### TASK DIRECTIONS:
Beneath this sentence is a set of records; write each of them out exactly.

### MATERIAL FOR THIS EXERCISE:
[Begin]
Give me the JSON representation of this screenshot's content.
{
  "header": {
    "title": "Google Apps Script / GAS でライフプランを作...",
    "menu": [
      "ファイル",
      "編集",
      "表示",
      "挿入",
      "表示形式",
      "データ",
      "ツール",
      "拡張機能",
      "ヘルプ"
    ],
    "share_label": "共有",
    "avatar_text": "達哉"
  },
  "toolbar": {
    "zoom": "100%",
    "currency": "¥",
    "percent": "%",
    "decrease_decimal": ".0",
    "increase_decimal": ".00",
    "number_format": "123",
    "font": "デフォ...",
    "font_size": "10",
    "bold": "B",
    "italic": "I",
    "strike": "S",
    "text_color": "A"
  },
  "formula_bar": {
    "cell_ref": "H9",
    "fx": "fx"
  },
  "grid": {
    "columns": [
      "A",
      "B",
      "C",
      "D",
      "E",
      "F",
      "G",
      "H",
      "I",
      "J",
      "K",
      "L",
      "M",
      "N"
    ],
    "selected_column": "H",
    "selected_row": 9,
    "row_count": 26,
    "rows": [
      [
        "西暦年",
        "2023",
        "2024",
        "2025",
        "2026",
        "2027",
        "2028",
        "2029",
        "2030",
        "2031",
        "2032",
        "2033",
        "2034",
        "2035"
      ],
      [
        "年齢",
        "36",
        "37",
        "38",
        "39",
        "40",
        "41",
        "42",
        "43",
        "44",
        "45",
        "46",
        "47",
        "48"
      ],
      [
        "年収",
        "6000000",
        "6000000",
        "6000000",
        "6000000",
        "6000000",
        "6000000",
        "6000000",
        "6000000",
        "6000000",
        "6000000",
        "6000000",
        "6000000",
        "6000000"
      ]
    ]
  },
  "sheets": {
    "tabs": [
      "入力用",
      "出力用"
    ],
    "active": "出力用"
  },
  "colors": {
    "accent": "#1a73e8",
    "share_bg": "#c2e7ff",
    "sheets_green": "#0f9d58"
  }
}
[End]
### COMPLETE OUTPUT:
Give me the JSON representation of this screenshot's content.
{
  "header": {
    "title": "Google Apps Script / GAS でライフプランを作...",
    "menu": [
      "ファイル",
      "編集",
      "表示",
      "挿入",
      "表示形式",
      "データ",
      "ツール",
      "拡張機能",
      "ヘルプ"
    ],
    "share_label": "共有",
    "avatar_text": "達哉"
  },
  "toolbar": {
    "zoom": "100%",
    "currency": "¥",
    "percent": "%",
    "decrease_decimal": ".0",
    "increase_decimal": ".00",
    "number_format": "123",
    "font": "デフォ...",
    "font_size": "10",
    "bold": "B",
    "italic": "I",
    "strike": "S",
    "text_color": "A"
  },
  "formula_bar": {
    "cell_ref": "H9",
    "fx": "fx"
  },
  "grid": {
    "columns": [
      "A",
      "B",
      "C",
      "D",
      "E",
      "F",
      "G",
      "H",
      "I",
      "J",
      "K",
      "L",
      "M",
      "N"
    ],
    "selected_column": "H",
    "selected_row": 9,
    "row_count": 26,
    "rows": [
      [
        "西暦年",
        "2023",
        "2024",
        "2025",
        "2026",
        "2027",
        "2028",
        "2029",
        "2030",
        "2031",
        "2032",
        "2033",
        "2034",
        "2035"
      ],
      [
        "年齢",
        "36",
        "37",
        "38",
        "39",
        "40",
        "41",
        "42",
        "43",
        "44",
        "45",
        "46",
        "47",
        "48"
      ],
      [
        "年収",
        "6000000",
        "6000000",
        "6000000",
        "6000000",
        "6000000",
        "6000000",
        "6000000",
        "6000000",
        "6000000",
        "6000000",
        "6000000",
        "6000000",
        "6000000"
      ]
    ]
  },
  "sheets": {
    "tabs": [
      "入力用",
      "出力用"
    ],
    "active": "出力用"
  },
  "colors": {
    "accent": "#1a73e8",
    "share_bg": "#c2e7ff",
    "sheets_green": "#0f9d58"
  }
}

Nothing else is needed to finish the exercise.